STATED TASK
Can you copy the material below, character for character, from its first line through the line containing "tab-channels[interactable]: Channels <box>576"?

— begin —

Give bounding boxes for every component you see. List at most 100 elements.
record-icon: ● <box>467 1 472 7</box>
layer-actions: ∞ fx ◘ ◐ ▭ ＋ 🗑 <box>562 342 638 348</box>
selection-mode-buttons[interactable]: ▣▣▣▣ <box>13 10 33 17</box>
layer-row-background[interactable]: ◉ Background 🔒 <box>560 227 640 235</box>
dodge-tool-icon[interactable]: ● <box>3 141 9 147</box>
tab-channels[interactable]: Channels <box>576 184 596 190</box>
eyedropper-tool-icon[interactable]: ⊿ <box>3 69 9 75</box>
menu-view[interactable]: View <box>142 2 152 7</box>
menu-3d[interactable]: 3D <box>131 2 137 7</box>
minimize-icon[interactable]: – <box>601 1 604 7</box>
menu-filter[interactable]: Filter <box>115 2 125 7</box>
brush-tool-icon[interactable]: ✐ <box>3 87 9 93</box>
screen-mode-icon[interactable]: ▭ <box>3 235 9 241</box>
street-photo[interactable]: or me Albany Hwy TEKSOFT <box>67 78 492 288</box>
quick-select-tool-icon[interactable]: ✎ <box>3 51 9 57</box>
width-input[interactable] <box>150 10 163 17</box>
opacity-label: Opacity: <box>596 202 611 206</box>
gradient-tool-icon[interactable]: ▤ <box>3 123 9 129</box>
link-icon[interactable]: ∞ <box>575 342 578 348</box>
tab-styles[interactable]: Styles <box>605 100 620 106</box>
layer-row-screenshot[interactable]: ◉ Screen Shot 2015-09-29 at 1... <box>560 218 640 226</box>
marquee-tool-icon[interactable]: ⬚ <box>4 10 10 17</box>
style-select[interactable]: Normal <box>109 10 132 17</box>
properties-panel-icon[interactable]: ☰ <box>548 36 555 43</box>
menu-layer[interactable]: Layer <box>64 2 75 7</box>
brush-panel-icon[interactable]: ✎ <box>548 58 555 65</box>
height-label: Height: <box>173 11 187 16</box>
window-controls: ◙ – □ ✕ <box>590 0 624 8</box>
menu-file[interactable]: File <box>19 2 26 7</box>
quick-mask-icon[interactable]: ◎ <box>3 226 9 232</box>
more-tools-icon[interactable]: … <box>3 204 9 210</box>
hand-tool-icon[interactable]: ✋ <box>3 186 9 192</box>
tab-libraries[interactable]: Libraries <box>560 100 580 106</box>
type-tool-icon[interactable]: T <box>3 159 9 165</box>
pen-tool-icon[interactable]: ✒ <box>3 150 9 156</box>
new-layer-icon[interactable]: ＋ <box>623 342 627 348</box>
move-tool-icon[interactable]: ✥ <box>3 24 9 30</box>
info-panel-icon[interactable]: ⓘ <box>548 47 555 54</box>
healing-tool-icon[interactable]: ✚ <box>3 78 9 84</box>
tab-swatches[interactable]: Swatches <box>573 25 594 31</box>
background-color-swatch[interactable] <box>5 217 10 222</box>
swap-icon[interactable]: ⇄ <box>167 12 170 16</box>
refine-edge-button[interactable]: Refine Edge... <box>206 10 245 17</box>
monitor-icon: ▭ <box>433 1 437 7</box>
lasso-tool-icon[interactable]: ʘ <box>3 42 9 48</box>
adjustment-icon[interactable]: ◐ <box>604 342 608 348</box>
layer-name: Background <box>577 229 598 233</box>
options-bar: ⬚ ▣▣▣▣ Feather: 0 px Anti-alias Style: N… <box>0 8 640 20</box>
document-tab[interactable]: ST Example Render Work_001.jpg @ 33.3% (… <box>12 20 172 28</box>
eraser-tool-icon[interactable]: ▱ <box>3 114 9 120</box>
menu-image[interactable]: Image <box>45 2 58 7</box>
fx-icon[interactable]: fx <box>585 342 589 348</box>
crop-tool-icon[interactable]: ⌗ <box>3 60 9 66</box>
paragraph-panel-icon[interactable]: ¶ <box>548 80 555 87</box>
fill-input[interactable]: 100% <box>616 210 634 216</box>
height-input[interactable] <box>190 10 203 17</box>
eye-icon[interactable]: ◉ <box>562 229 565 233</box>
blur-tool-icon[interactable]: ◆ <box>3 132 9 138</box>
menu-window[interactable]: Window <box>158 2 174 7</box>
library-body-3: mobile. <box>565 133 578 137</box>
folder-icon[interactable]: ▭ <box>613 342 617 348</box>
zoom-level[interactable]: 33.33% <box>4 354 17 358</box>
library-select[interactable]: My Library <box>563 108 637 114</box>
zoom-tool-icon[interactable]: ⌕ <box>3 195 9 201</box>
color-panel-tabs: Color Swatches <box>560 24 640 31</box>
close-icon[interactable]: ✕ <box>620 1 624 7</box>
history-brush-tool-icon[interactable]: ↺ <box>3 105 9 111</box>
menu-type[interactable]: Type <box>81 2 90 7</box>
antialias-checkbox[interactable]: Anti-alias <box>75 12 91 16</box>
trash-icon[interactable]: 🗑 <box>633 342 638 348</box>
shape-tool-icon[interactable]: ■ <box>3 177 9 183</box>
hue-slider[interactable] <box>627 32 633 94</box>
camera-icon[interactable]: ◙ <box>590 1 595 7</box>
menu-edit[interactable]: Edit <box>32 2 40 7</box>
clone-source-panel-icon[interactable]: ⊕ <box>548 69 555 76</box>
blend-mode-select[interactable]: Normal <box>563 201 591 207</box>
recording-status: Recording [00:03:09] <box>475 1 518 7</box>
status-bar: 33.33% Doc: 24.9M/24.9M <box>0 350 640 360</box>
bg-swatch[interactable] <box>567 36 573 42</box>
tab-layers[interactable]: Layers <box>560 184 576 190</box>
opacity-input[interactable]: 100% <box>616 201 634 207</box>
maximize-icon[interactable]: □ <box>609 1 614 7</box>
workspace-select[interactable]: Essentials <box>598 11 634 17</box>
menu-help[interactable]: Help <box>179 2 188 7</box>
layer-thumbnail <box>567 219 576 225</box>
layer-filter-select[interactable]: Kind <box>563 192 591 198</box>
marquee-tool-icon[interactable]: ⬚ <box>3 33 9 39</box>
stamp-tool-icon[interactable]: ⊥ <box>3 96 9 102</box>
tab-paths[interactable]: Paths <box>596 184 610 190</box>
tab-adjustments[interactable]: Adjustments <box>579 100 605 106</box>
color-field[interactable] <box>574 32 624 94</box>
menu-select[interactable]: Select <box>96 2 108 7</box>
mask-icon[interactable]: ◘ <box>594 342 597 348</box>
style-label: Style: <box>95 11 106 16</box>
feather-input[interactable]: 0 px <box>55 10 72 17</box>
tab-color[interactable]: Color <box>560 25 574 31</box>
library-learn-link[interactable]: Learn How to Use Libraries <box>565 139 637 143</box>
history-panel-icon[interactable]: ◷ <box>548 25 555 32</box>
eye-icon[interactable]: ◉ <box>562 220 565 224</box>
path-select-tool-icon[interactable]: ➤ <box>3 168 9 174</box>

— end —

ANSWER IN FULL
Give bounding boxes for every component you see. List at most 100 elements.
record-icon: ● <box>467 1 472 7</box>
layer-actions: ∞ fx ◘ ◐ ▭ ＋ 🗑 <box>562 342 638 348</box>
selection-mode-buttons[interactable]: ▣▣▣▣ <box>13 10 33 17</box>
layer-row-background[interactable]: ◉ Background 🔒 <box>560 227 640 235</box>
dodge-tool-icon[interactable]: ● <box>3 141 9 147</box>
tab-channels[interactable]: Channels <box>576 184 596 190</box>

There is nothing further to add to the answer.